▶ [Exercise] Copy all lines of the listing that include the string "which".

— Start —

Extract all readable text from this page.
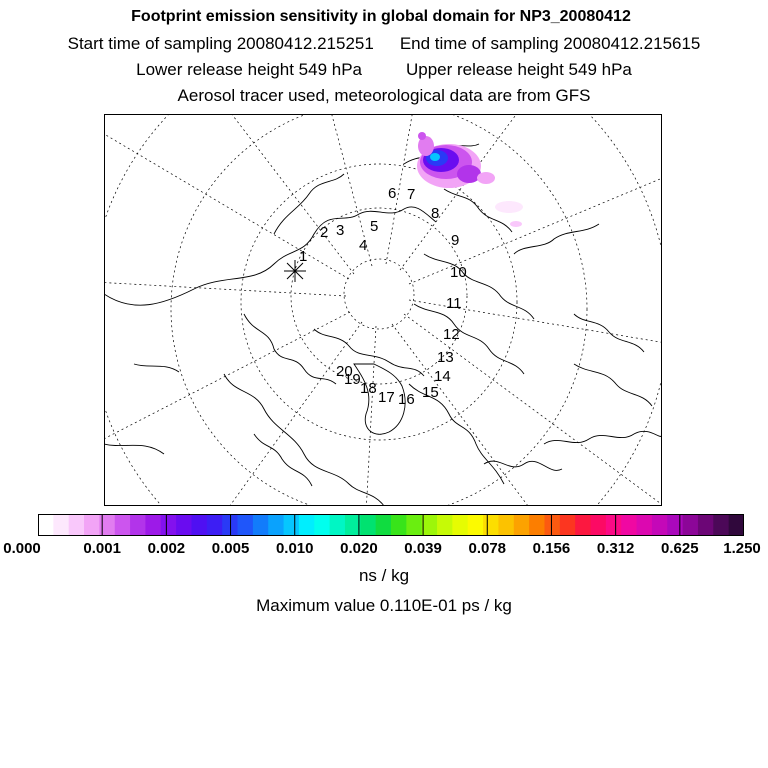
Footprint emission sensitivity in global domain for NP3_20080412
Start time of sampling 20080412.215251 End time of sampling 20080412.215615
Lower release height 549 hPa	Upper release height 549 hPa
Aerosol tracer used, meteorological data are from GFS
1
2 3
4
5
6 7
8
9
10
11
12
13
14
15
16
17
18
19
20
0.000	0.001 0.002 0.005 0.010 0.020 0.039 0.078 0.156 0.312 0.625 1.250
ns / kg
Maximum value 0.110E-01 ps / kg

— End —
— Start —

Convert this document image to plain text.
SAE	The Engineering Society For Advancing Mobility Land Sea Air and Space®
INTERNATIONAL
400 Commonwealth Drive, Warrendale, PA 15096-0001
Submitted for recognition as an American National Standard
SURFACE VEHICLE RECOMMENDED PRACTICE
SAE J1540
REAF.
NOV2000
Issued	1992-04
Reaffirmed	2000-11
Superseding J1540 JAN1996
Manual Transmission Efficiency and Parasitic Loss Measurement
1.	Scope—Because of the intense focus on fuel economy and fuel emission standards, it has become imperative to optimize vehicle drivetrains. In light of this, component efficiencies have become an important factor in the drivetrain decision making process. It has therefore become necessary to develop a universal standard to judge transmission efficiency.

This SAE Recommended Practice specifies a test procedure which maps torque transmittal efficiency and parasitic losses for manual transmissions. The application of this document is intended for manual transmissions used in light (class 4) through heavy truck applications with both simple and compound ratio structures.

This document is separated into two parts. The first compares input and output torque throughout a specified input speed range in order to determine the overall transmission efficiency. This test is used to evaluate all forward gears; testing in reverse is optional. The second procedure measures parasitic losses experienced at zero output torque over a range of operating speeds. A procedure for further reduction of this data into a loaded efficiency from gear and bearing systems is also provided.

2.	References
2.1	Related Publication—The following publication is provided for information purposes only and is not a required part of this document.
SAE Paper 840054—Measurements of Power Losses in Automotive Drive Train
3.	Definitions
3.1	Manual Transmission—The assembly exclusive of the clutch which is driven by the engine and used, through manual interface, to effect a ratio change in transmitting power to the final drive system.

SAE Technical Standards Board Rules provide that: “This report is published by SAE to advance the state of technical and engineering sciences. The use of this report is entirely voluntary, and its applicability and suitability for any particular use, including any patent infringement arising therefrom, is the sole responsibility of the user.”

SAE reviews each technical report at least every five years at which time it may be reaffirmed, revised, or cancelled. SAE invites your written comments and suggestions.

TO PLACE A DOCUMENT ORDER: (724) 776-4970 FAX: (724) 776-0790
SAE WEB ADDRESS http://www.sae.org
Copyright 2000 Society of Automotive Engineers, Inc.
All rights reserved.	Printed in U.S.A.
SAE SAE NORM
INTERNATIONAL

— End —

▶ [Response]
This SAE Recommended Practice specifies a test procedure which maps torque transmittal efficiency and parasitic losses for manual transmissions. The application of this document is intended for manual transmissions used in light (class 4) through heavy truck applications with both simple and compound ratio structures.
3.1	Manual Transmission—The assembly exclusive of the clutch which is driven by the engine and used, through manual interface, to effect a ratio change in transmitting power to the final drive system.
SAE reviews each technical report at least every five years at which time it may be reaffirmed, revised, or cancelled. SAE invites your written comments and suggestions.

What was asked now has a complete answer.